The task — Will you print these lines exactly as they appear, starting at the very first line and ending at the line that contains "minty-fresh-icon — [24, 414, 48, 438]", with both of those lines included?

Stored data —
=-=-=-=-=
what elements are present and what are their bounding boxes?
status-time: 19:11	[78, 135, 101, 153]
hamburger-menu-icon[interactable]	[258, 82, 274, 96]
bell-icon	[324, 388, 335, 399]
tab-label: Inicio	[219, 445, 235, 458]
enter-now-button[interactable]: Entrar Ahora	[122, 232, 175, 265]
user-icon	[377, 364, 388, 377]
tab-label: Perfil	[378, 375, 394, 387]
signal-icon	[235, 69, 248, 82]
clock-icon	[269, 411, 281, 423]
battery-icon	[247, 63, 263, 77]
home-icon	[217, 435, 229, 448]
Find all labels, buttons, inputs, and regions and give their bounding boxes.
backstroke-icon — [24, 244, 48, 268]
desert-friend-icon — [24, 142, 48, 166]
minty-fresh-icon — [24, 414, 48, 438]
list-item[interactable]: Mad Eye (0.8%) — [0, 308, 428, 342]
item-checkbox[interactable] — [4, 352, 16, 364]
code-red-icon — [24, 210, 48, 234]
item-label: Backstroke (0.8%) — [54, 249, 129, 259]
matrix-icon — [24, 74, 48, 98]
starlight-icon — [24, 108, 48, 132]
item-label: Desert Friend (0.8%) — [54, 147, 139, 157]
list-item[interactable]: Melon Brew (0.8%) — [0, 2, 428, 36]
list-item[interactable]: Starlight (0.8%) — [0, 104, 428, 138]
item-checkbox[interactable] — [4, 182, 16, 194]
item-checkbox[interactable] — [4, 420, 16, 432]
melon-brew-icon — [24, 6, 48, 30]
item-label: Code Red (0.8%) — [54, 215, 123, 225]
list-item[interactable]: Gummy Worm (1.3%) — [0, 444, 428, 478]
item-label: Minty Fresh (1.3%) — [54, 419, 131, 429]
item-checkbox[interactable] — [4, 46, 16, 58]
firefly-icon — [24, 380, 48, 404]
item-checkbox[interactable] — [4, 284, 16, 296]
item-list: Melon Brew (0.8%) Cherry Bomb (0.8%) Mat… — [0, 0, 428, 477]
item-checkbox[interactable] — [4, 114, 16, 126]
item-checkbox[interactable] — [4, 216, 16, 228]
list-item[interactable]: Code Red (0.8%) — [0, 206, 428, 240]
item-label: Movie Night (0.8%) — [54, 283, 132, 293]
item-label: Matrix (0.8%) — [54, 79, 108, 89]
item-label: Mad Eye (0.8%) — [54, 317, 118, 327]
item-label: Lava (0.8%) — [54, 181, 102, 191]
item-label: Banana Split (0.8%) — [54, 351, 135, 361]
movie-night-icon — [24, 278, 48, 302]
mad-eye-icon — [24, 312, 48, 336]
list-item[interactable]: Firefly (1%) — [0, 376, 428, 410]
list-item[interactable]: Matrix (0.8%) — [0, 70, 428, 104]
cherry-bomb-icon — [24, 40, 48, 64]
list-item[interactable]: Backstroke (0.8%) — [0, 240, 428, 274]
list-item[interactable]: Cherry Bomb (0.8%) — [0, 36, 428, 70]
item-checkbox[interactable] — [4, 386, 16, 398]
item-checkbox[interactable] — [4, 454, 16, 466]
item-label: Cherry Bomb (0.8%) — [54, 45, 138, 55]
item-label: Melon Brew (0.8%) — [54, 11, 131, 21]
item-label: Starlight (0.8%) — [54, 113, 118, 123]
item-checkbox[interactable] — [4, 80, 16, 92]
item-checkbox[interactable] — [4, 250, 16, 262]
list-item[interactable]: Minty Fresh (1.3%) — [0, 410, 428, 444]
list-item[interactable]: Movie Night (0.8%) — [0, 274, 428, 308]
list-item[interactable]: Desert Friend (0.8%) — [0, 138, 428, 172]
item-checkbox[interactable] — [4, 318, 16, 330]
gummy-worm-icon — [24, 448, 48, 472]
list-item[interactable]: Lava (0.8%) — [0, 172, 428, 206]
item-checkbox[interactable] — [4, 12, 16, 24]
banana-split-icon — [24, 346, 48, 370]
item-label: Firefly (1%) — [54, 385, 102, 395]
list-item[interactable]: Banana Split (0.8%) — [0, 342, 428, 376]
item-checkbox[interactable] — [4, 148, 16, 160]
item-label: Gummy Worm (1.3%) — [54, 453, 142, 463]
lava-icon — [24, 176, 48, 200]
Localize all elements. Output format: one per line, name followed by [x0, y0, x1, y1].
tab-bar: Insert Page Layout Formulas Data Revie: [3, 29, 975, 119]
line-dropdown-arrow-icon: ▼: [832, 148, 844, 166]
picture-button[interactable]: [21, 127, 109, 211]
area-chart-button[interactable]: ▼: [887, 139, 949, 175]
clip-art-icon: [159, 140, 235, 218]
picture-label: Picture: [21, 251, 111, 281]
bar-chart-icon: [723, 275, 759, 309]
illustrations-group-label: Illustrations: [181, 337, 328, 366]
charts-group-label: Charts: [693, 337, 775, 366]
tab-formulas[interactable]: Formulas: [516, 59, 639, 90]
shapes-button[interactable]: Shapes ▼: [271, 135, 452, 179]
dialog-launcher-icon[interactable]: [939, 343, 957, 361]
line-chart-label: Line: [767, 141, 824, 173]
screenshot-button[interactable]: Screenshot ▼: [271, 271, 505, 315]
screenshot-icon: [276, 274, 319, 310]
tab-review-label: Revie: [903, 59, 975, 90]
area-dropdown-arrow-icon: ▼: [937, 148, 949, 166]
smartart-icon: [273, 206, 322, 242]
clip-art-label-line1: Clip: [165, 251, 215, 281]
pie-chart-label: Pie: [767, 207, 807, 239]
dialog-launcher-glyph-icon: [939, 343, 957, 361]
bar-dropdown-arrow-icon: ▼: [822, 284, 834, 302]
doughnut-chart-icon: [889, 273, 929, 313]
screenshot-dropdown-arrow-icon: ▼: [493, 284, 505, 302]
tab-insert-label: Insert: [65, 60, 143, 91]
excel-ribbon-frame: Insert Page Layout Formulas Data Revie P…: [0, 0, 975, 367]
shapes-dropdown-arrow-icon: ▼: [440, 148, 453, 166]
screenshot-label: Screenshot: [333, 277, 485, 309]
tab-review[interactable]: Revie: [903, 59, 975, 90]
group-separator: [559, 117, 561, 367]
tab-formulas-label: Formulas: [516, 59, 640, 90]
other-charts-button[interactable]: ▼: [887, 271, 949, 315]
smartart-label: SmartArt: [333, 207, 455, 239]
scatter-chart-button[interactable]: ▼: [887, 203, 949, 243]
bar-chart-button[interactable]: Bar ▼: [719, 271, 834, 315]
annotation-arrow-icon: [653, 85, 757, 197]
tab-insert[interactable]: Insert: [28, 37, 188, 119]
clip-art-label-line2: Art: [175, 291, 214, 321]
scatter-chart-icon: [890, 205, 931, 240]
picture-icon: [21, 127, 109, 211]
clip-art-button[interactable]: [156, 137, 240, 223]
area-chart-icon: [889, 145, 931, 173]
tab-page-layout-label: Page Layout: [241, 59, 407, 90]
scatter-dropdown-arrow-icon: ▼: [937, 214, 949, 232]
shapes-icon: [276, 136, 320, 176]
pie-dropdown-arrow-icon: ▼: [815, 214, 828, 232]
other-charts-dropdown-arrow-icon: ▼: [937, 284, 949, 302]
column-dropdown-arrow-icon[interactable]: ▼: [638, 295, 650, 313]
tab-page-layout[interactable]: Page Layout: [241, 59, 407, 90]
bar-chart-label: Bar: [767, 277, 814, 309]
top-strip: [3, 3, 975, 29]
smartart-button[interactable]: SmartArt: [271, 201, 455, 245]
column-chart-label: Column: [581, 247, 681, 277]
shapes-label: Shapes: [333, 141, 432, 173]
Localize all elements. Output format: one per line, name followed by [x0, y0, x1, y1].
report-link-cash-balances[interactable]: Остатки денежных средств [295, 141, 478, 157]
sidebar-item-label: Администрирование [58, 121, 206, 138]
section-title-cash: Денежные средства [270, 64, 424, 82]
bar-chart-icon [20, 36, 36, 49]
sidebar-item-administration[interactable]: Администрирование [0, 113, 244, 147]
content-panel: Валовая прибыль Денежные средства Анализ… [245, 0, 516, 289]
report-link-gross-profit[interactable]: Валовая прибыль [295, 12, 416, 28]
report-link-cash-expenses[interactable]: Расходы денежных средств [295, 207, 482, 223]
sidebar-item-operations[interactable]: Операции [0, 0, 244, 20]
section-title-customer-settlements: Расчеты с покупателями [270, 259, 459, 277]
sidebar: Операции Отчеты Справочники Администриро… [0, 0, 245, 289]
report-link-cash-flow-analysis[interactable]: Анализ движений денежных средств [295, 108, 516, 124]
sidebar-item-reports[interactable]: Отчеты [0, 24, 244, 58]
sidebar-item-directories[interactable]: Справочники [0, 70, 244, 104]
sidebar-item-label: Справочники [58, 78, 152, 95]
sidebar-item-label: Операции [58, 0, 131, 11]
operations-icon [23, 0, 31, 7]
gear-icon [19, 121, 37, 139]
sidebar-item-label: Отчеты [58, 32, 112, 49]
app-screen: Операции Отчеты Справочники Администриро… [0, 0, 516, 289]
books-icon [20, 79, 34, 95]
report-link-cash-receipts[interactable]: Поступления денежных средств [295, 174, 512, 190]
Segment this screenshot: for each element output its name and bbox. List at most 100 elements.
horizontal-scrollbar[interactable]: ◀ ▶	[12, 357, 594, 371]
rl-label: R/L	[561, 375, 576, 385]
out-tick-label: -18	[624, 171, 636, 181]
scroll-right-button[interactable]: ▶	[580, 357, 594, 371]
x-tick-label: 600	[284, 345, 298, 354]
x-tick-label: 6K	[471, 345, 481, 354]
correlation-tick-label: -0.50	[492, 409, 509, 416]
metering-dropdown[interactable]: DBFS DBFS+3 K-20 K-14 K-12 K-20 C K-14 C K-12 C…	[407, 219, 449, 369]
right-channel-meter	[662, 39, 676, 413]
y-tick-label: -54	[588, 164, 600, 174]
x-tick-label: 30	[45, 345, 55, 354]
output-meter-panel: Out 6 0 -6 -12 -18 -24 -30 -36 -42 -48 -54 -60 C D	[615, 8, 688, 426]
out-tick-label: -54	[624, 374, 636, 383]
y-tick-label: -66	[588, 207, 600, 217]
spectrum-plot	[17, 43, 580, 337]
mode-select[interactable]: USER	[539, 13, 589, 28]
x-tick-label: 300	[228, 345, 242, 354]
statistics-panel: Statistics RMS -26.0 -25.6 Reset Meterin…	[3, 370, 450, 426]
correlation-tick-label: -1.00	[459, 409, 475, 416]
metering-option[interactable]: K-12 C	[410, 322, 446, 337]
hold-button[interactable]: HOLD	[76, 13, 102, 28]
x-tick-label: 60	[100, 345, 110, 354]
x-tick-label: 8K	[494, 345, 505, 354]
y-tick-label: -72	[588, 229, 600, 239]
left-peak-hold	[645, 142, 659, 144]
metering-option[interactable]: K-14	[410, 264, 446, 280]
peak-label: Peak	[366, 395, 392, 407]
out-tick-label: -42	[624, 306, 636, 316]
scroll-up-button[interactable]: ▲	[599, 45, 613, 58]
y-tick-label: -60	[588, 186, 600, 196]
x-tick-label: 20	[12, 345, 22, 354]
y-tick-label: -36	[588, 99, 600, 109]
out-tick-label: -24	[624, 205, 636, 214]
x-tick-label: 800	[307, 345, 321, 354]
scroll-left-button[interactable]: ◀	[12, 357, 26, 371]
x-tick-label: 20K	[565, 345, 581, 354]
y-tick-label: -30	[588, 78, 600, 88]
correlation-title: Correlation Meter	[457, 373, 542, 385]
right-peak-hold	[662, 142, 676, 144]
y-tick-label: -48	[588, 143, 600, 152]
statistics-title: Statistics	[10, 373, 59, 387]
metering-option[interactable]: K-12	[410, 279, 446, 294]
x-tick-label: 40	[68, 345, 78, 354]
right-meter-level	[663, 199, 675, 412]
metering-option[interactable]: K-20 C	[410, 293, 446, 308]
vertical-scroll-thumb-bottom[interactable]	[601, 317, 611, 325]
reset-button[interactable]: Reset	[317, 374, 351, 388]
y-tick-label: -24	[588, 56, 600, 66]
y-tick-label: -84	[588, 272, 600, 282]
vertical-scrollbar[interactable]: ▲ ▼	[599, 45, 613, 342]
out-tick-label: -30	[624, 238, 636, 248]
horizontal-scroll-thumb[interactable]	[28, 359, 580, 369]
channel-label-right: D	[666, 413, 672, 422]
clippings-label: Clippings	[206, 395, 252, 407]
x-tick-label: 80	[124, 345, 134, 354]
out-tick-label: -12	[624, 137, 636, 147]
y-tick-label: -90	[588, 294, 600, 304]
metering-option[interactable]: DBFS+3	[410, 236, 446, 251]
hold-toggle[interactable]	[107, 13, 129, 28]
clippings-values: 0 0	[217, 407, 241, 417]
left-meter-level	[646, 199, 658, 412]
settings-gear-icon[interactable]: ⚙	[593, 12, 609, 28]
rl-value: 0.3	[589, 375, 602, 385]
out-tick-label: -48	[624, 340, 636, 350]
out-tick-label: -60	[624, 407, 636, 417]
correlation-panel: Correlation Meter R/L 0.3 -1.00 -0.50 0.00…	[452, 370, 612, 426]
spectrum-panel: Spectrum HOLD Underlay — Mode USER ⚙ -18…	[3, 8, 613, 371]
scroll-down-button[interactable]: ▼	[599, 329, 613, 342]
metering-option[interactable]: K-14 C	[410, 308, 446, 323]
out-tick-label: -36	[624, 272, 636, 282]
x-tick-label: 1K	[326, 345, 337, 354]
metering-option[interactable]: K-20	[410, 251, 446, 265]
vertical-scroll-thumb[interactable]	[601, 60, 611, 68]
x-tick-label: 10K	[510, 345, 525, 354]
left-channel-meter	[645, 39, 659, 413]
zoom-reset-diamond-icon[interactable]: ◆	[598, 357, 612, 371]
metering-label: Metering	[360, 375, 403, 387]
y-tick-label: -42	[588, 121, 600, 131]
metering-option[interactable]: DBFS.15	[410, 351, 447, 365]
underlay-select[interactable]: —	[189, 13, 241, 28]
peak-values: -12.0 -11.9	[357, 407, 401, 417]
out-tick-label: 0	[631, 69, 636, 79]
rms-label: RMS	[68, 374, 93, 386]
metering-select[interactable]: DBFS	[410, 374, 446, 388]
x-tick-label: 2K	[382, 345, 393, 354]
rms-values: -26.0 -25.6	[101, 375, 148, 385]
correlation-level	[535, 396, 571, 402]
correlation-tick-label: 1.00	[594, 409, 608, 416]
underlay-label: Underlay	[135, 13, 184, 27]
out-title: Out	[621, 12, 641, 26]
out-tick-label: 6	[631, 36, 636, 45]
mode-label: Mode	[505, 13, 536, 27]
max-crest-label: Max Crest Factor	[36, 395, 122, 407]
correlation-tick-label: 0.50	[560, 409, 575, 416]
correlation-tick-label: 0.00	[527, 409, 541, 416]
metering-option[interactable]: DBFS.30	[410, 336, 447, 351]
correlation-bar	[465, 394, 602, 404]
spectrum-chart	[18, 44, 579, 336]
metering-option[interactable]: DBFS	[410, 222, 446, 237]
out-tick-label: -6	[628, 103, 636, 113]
=-=-=-=-=
Correct answer —
what elements are present and what are their bounding boxes?
status-time: 19:11	[78, 135, 101, 153]
hamburger-menu-icon[interactable]	[258, 82, 274, 96]
bell-icon	[324, 388, 335, 399]
tab-label: Inicio	[219, 445, 235, 458]
enter-now-button[interactable]: Entrar Ahora	[122, 232, 175, 265]
user-icon	[377, 364, 388, 377]
tab-label: Perfil	[378, 375, 394, 387]
signal-icon	[235, 69, 248, 82]
clock-icon	[269, 411, 281, 423]
battery-icon	[247, 63, 263, 77]
home-icon	[217, 435, 229, 448]
Find all labels, buttons, inputs, and regions and give their bounding boxes.
backstroke-icon — [24, 244, 48, 268]
desert-friend-icon — [24, 142, 48, 166]
minty-fresh-icon — [24, 414, 48, 438]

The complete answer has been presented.